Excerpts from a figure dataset
--- BEGIN ---

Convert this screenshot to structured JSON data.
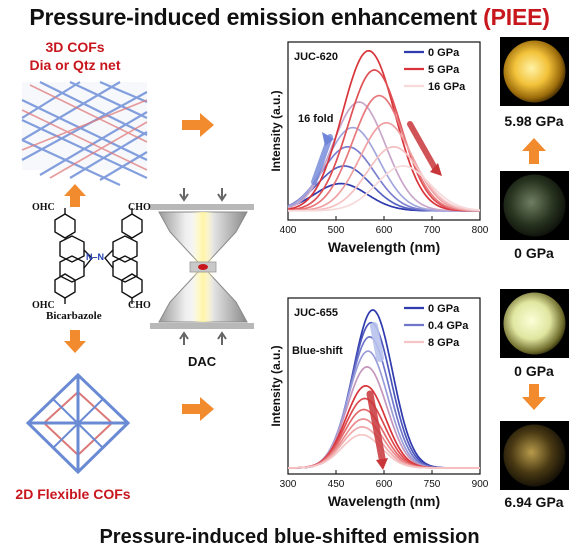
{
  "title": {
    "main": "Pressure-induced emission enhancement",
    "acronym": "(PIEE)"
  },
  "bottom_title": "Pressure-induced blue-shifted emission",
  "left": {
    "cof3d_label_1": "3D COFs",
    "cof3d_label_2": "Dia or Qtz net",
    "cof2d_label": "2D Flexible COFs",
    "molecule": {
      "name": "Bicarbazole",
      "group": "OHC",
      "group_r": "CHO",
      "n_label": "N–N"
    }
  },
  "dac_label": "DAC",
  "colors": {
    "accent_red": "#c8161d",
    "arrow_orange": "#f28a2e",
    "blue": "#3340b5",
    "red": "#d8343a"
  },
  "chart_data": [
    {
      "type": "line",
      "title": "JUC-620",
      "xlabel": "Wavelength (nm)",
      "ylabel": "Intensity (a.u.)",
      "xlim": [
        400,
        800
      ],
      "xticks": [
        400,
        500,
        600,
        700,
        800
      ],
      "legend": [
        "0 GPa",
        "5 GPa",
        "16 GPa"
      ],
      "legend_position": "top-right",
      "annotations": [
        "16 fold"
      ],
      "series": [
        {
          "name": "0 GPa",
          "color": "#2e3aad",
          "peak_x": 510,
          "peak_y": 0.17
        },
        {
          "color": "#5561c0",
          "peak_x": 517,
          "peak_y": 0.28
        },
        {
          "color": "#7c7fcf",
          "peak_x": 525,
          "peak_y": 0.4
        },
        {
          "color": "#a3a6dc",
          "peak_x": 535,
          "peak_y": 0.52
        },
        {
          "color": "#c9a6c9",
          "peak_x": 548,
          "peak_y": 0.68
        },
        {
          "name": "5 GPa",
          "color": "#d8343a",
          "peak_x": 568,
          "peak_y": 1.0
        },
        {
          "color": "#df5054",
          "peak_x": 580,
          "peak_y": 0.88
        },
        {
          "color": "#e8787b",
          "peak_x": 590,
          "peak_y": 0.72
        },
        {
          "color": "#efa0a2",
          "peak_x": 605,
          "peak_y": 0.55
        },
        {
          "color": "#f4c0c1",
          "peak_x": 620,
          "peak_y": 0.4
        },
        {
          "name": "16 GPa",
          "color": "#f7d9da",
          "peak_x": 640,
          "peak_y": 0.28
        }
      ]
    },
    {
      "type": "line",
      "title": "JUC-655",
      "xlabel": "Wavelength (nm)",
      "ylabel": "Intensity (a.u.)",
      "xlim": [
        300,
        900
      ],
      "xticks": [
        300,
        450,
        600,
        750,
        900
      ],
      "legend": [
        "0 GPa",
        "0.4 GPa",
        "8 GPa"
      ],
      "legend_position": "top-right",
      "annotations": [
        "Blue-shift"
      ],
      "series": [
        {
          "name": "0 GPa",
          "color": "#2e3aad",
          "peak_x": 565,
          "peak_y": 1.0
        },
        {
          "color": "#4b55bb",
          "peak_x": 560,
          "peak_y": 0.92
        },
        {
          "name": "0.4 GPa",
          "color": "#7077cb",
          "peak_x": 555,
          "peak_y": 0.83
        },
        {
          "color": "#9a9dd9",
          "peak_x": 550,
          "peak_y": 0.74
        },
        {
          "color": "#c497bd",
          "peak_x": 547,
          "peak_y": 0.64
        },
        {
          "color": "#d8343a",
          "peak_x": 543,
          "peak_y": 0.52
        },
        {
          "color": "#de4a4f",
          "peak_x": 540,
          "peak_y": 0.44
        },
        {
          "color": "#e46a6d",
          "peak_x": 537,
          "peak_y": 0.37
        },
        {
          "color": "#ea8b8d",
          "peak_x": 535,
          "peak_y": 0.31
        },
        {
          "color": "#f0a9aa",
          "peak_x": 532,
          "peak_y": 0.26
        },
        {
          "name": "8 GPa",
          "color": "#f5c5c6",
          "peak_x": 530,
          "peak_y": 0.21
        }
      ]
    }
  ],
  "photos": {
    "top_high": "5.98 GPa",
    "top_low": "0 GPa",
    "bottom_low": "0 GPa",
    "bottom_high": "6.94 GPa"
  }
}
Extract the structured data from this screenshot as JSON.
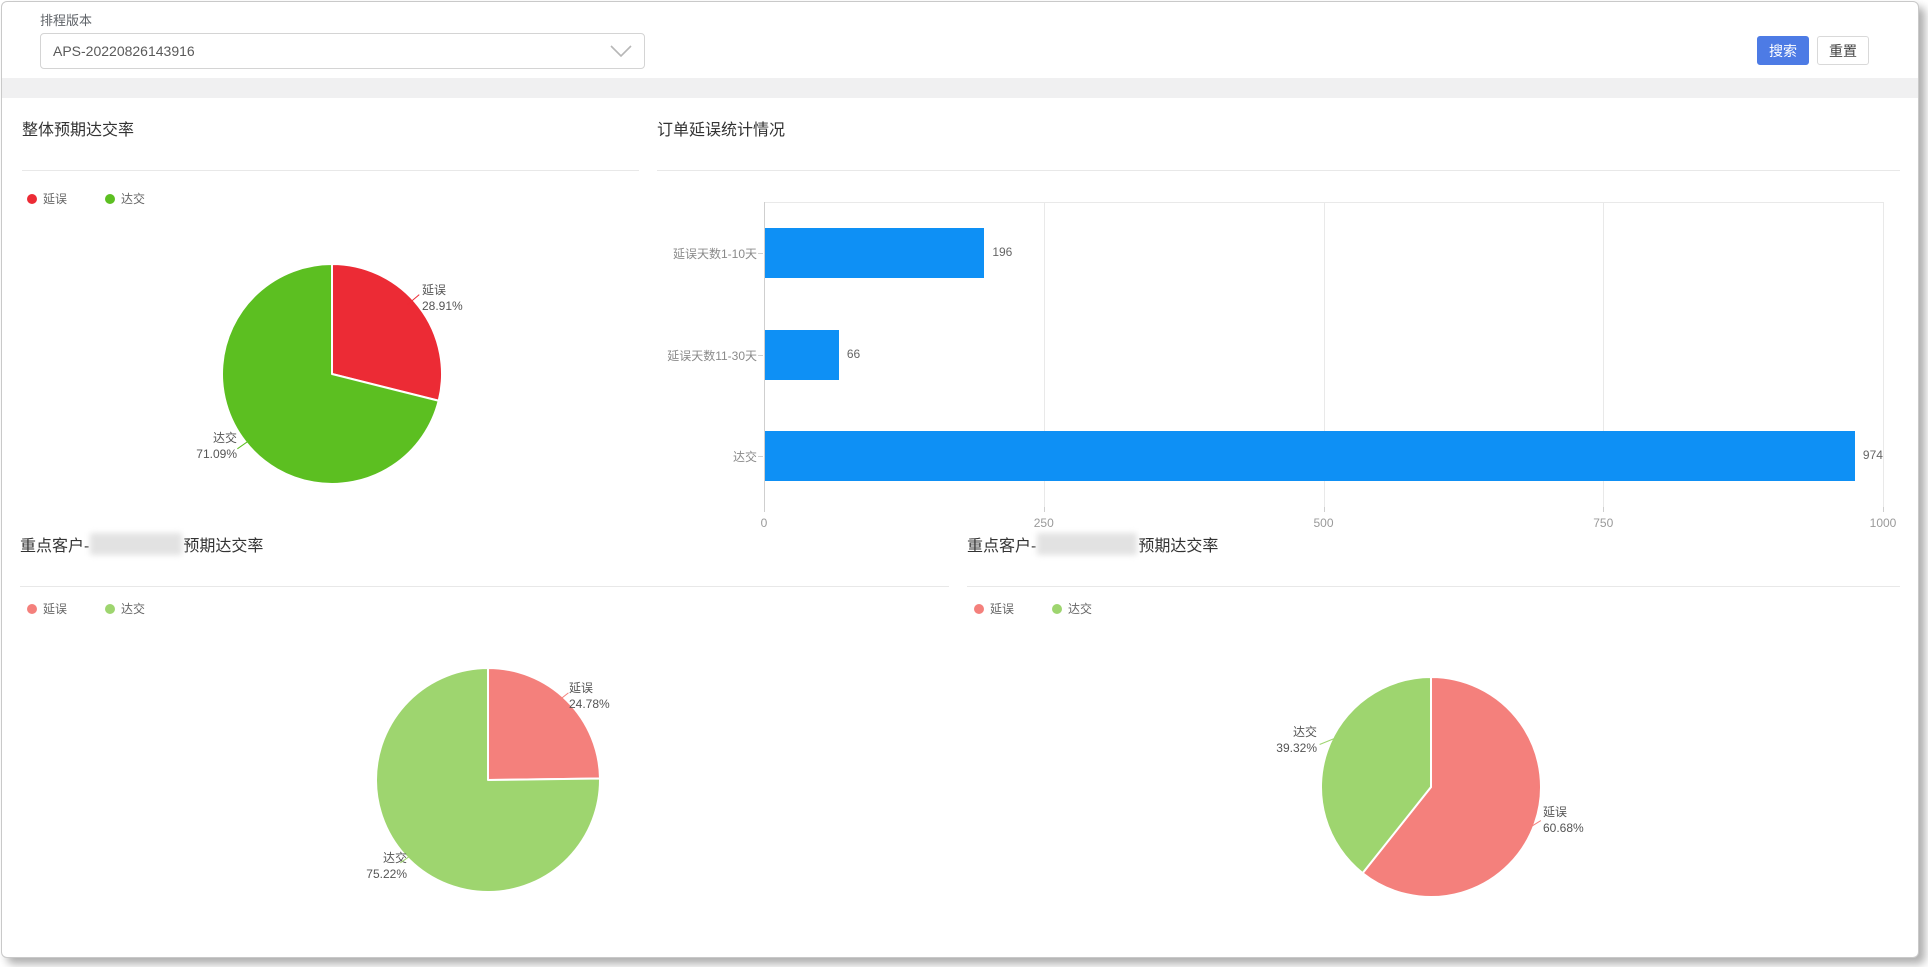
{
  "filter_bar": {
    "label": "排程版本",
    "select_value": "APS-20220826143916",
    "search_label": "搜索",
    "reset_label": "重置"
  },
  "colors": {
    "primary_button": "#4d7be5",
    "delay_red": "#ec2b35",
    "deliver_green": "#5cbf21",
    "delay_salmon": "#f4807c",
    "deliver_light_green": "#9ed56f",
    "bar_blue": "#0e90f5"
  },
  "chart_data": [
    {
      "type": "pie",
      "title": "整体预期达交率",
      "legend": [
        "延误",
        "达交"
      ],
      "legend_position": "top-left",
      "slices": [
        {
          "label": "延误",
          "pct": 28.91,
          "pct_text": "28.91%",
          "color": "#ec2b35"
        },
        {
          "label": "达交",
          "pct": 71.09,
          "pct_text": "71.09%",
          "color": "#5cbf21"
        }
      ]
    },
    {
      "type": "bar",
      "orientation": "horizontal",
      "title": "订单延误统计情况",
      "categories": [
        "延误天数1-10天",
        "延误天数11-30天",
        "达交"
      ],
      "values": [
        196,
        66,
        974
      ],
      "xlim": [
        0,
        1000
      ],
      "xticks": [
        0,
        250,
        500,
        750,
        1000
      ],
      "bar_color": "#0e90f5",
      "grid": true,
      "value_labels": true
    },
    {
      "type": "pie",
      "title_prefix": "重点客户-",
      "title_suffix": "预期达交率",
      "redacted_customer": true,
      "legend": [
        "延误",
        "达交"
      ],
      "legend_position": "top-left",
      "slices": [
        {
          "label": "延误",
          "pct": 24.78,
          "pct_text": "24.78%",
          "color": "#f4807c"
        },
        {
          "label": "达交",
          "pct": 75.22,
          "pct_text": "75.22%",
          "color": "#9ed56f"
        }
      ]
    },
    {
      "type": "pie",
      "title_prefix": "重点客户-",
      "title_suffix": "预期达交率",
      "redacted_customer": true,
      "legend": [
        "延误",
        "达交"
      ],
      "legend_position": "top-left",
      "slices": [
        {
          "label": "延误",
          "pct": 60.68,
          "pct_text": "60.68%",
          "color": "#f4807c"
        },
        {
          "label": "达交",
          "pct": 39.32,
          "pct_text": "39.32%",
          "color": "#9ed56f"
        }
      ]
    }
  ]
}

--- END ---

* [Given instruction] Omit the pictures, and quote the material above exactly as given.

* [Complete response]
Convert this screenshot to structured JSON data.
{
  "title": {
    "main": "Pressure-induced emission enhancement",
    "acronym": "(PIEE)"
  },
  "bottom_title": "Pressure-induced blue-shifted emission",
  "left": {
    "cof3d_label_1": "3D COFs",
    "cof3d_label_2": "Dia or Qtz net",
    "cof2d_label": "2D Flexible COFs",
    "molecule": {
      "name": "Bicarbazole",
      "group": "OHC",
      "group_r": "CHO",
      "n_label": "N–N"
    }
  },
  "dac_label": "DAC",
  "colors": {
    "accent_red": "#c8161d",
    "arrow_orange": "#f28a2e",
    "blue": "#3340b5",
    "red": "#d8343a"
  },
  "chart_data": [
    {
      "type": "line",
      "title": "JUC-620",
      "xlabel": "Wavelength (nm)",
      "ylabel": "Intensity (a.u.)",
      "xlim": [
        400,
        800
      ],
      "xticks": [
        400,
        500,
        600,
        700,
        800
      ],
      "legend": [
        "0 GPa",
        "5 GPa",
        "16 GPa"
      ],
      "legend_position": "top-right",
      "annotations": [
        "16 fold"
      ],
      "series": [
        {
          "name": "0 GPa",
          "color": "#2e3aad",
          "peak_x": 510,
          "peak_y": 0.17
        },
        {
          "color": "#5561c0",
          "peak_x": 517,
          "peak_y": 0.28
        },
        {
          "color": "#7c7fcf",
          "peak_x": 525,
          "peak_y": 0.4
        },
        {
          "color": "#a3a6dc",
          "peak_x": 535,
          "peak_y": 0.52
        },
        {
          "color": "#c9a6c9",
          "peak_x": 548,
          "peak_y": 0.68
        },
        {
          "name": "5 GPa",
          "color": "#d8343a",
          "peak_x": 568,
          "peak_y": 1.0
        },
        {
          "color": "#df5054",
          "peak_x": 580,
          "peak_y": 0.88
        },
        {
          "color": "#e8787b",
          "peak_x": 590,
          "peak_y": 0.72
        },
        {
          "color": "#efa0a2",
          "peak_x": 605,
          "peak_y": 0.55
        },
        {
          "color": "#f4c0c1",
          "peak_x": 620,
          "peak_y": 0.4
        },
        {
          "name": "16 GPa",
          "color": "#f7d9da",
          "peak_x": 640,
          "peak_y": 0.28
        }
      ]
    },
    {
      "type": "line",
      "title": "JUC-655",
      "xlabel": "Wavelength (nm)",
      "ylabel": "Intensity (a.u.)",
      "xlim": [
        300,
        900
      ],
      "xticks": [
        300,
        450,
        600,
        750,
        900
      ],
      "legend": [
        "0 GPa",
        "0.4 GPa",
        "8 GPa"
      ],
      "legend_position": "top-right",
      "annotations": [
        "Blue-shift"
      ],
      "series": [
        {
          "name": "0 GPa",
          "color": "#2e3aad",
          "peak_x": 565,
          "peak_y": 1.0
        },
        {
          "color": "#4b55bb",
          "peak_x": 560,
          "peak_y": 0.92
        },
        {
          "name": "0.4 GPa",
          "color": "#7077cb",
          "peak_x": 555,
          "peak_y": 0.83
        },
        {
          "color": "#9a9dd9",
          "peak_x": 550,
          "peak_y": 0.74
        },
        {
          "color": "#c497bd",
          "peak_x": 547,
          "peak_y": 0.64
        },
        {
          "color": "#d8343a",
          "peak_x": 543,
          "peak_y": 0.52
        },
        {
          "color": "#de4a4f",
          "peak_x": 540,
          "peak_y": 0.44
        },
        {
          "color": "#e46a6d",
          "peak_x": 537,
          "peak_y": 0.37
        },
        {
          "color": "#ea8b8d",
          "peak_x": 535,
          "peak_y": 0.31
        },
        {
          "color": "#f0a9aa",
          "peak_x": 532,
          "peak_y": 0.26
        },
        {
          "name": "8 GPa",
          "color": "#f5c5c6",
          "peak_x": 530,
          "peak_y": 0.21
        }
      ]
    }
  ],
  "photos": {
    "top_high": "5.98 GPa",
    "top_low": "0 GPa",
    "bottom_low": "0 GPa",
    "bottom_high": "6.94 GPa"
  }
}
Extract the structured data from this screenshot as JSON.
{
  "filter_bar": {
    "label": "排程版本",
    "select_value": "APS-20220826143916",
    "search_label": "搜索",
    "reset_label": "重置"
  },
  "colors": {
    "primary_button": "#4d7be5",
    "delay_red": "#ec2b35",
    "deliver_green": "#5cbf21",
    "delay_salmon": "#f4807c",
    "deliver_light_green": "#9ed56f",
    "bar_blue": "#0e90f5"
  },
  "chart_data": [
    {
      "type": "pie",
      "title": "整体预期达交率",
      "legend": [
        "延误",
        "达交"
      ],
      "legend_position": "top-left",
      "slices": [
        {
          "label": "延误",
          "pct": 28.91,
          "pct_text": "28.91%",
          "color": "#ec2b35"
        },
        {
          "label": "达交",
          "pct": 71.09,
          "pct_text": "71.09%",
          "color": "#5cbf21"
        }
      ]
    },
    {
      "type": "bar",
      "orientation": "horizontal",
      "title": "订单延误统计情况",
      "categories": [
        "延误天数1-10天",
        "延误天数11-30天",
        "达交"
      ],
      "values": [
        196,
        66,
        974
      ],
      "xlim": [
        0,
        1000
      ],
      "xticks": [
        0,
        250,
        500,
        750,
        1000
      ],
      "bar_color": "#0e90f5",
      "grid": true,
      "value_labels": true
    },
    {
      "type": "pie",
      "title_prefix": "重点客户-",
      "title_suffix": "预期达交率",
      "redacted_customer": true,
      "legend": [
        "延误",
        "达交"
      ],
      "legend_position": "top-left",
      "slices": [
        {
          "label": "延误",
          "pct": 24.78,
          "pct_text": "24.78%",
          "color": "#f4807c"
        },
        {
          "label": "达交",
          "pct": 75.22,
          "pct_text": "75.22%",
          "color": "#9ed56f"
        }
      ]
    },
    {
      "type": "pie",
      "title_prefix": "重点客户-",
      "title_suffix": "预期达交率",
      "redacted_customer": true,
      "legend": [
        "延误",
        "达交"
      ],
      "legend_position": "top-left",
      "slices": [
        {
          "label": "延误",
          "pct": 60.68,
          "pct_text": "60.68%",
          "color": "#f4807c"
        },
        {
          "label": "达交",
          "pct": 39.32,
          "pct_text": "39.32%",
          "color": "#9ed56f"
        }
      ]
    }
  ]
}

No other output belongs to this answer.